◆ **What you need to do**:
Locate each line of the material that contains "bottom", then return it.

-------- Data rows

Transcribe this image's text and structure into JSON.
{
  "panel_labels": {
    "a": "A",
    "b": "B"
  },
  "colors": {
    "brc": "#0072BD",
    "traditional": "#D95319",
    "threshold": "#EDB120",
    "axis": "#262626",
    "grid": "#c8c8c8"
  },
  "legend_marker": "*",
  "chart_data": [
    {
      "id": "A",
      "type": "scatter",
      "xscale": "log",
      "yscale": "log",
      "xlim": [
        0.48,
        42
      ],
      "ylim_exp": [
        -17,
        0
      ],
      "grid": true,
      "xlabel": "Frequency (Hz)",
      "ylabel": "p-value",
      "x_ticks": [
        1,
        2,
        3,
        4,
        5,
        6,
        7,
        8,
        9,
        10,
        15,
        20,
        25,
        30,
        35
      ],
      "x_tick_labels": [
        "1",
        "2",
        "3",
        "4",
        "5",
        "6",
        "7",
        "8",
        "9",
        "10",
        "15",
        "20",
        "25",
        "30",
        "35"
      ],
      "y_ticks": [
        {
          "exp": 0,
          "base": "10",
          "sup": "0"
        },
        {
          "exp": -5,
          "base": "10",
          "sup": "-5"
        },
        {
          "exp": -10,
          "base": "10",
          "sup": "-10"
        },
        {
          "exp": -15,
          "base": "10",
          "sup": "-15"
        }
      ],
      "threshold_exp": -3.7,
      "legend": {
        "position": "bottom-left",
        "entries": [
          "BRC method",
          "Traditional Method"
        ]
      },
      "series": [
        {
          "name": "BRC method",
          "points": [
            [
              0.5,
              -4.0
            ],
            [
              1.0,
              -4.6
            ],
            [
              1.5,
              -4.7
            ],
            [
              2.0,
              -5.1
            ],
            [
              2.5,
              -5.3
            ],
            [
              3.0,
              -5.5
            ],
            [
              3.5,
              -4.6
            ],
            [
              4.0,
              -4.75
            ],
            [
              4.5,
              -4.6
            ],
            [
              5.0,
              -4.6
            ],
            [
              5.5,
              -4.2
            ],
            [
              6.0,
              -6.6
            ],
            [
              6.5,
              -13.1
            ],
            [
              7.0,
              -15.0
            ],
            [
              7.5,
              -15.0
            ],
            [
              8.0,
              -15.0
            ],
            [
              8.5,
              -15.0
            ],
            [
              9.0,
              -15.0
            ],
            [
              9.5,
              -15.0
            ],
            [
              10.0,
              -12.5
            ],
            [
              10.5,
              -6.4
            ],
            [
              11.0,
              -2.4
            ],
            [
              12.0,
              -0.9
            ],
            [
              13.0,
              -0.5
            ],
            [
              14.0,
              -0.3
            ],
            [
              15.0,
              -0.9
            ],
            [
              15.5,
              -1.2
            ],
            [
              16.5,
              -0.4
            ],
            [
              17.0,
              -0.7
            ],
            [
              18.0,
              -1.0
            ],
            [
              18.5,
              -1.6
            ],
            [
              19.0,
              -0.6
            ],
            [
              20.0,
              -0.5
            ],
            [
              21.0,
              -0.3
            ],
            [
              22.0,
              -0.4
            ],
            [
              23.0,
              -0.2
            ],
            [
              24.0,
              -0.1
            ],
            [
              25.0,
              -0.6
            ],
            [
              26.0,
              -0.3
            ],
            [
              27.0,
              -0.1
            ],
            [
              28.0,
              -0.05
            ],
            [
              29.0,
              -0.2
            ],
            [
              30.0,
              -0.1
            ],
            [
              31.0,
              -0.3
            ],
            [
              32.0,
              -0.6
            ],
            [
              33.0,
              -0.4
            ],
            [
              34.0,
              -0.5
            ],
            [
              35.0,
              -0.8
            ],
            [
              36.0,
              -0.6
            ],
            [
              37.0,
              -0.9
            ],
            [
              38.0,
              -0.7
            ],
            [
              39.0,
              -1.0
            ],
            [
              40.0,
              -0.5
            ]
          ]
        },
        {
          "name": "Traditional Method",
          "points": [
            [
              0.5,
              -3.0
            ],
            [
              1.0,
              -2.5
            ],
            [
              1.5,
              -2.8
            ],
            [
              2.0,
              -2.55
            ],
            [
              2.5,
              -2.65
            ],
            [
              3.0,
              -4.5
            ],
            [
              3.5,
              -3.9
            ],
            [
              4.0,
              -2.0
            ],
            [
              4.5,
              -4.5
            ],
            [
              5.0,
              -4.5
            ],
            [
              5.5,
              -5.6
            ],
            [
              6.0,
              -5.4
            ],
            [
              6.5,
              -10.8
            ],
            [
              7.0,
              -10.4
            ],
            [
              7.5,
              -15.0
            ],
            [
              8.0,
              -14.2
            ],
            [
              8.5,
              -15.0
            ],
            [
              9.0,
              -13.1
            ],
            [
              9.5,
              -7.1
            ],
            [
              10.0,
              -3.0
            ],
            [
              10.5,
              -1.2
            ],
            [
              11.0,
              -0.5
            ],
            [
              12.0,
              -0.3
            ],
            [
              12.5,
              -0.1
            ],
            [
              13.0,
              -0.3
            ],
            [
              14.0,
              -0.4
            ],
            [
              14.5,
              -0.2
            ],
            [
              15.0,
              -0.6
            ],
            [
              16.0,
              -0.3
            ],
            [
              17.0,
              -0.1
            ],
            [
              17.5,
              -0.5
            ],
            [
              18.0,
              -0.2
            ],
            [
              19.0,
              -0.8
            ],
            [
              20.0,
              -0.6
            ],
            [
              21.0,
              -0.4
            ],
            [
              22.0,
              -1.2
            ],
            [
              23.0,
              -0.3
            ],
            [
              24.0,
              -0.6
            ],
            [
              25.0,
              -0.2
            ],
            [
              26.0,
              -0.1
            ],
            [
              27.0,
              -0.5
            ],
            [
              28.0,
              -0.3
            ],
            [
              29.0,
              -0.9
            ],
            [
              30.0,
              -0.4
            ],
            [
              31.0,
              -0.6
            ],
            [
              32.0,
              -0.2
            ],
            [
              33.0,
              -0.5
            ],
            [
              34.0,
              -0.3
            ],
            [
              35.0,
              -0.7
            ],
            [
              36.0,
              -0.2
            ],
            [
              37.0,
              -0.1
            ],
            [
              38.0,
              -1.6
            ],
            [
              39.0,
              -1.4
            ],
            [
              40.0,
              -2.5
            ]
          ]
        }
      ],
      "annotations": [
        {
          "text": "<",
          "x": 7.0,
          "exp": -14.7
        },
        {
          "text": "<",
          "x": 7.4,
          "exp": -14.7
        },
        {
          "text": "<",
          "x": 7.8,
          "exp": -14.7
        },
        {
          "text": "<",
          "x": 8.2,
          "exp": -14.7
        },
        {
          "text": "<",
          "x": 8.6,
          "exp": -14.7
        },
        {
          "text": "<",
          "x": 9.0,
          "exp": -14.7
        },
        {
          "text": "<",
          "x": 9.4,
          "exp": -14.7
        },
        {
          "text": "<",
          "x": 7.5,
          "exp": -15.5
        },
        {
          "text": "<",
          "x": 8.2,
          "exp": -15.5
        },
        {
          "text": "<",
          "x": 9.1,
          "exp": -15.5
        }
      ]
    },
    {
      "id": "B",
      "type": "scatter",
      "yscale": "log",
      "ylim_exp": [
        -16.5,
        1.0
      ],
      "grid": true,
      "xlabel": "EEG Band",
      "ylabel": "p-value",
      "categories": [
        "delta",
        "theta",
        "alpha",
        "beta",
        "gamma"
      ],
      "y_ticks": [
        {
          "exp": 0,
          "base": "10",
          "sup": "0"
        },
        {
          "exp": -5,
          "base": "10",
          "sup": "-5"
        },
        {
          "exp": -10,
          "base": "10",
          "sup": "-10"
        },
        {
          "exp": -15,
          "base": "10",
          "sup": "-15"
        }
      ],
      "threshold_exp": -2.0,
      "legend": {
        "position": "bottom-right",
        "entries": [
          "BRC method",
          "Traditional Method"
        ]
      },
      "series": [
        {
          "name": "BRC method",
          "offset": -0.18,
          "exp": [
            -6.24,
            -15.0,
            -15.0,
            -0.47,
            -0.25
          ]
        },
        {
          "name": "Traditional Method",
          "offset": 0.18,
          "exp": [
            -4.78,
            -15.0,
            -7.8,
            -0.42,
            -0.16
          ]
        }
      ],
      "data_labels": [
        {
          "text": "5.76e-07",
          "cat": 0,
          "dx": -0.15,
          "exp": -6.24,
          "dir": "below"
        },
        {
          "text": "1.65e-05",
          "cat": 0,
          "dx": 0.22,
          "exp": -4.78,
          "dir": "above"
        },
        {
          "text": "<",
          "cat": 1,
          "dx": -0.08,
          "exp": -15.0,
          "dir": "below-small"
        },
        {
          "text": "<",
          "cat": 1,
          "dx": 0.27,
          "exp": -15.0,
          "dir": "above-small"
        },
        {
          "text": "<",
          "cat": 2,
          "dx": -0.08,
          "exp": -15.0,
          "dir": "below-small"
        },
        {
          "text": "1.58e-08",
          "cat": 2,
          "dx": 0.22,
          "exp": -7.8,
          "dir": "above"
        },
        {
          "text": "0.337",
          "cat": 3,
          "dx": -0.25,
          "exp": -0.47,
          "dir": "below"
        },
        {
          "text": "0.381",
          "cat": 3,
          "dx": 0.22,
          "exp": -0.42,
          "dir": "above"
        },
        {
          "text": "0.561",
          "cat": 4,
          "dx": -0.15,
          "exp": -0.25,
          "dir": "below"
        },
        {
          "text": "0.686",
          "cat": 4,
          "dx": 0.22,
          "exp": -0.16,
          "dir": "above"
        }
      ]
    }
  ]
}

----------------

◆ **Expected output**:
        "position": "bottom-left",
        "position": "bottom-right",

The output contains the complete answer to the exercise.